• **YOUR OBJECTIVE**
Can you give all the records again without altering a single character?

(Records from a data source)
◆ ◆ ◆ ◆
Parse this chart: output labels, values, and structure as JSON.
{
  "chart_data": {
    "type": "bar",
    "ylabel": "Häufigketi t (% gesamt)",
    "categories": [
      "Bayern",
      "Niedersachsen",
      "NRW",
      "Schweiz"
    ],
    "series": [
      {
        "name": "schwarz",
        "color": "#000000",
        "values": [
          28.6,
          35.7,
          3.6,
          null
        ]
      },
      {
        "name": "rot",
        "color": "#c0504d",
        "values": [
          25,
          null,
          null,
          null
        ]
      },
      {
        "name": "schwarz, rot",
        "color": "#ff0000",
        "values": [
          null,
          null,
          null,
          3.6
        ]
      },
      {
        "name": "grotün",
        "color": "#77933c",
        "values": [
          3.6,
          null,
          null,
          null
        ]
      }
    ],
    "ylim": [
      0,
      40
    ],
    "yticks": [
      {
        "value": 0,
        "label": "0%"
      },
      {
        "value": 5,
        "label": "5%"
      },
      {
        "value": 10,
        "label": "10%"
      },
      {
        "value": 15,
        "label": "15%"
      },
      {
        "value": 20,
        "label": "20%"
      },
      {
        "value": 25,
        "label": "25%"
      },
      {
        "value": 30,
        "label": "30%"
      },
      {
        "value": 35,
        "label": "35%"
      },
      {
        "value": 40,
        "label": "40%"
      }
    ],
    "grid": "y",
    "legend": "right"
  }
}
◆ ◆ ◆ ◆
• **REPLY**
Parse this chart: output labels, values, and structure as JSON.
{
  "chart_data": {
    "type": "bar",
    "ylabel": "Häufigketi t (% gesamt)",
    "categories": [
      "Bayern",
      "Niedersachsen",
      "NRW",
      "Schweiz"
    ],
    "series": [
      {
        "name": "schwarz",
        "color": "#000000",
        "values": [
          28.6,
          35.7,
          3.6,
          null
        ]
      },
      {
        "name": "rot",
        "color": "#c0504d",
        "values": [
          25,
          null,
          null,
          null
        ]
      },
      {
        "name": "schwarz, rot",
        "color": "#ff0000",
        "values": [
          null,
          null,
          null,
          3.6
        ]
      },
      {
        "name": "grotün",
        "color": "#77933c",
        "values": [
          3.6,
          null,
          null,
          null
        ]
      }
    ],
    "ylim": [
      0,
      40
    ],
    "yticks": [
      {
        "value": 0,
        "label": "0%"
      },
      {
        "value": 5,
        "label": "5%"
      },
      {
        "value": 10,
        "label": "10%"
      },
      {
        "value": 15,
        "label": "15%"
      },
      {
        "value": 20,
        "label": "20%"
      },
      {
        "value": 25,
        "label": "25%"
      },
      {
        "value": 30,
        "label": "30%"
      },
      {
        "value": 35,
        "label": "35%"
      },
      {
        "value": 40,
        "label": "40%"
      }
    ],
    "grid": "y",
    "legend": "right"
  }
}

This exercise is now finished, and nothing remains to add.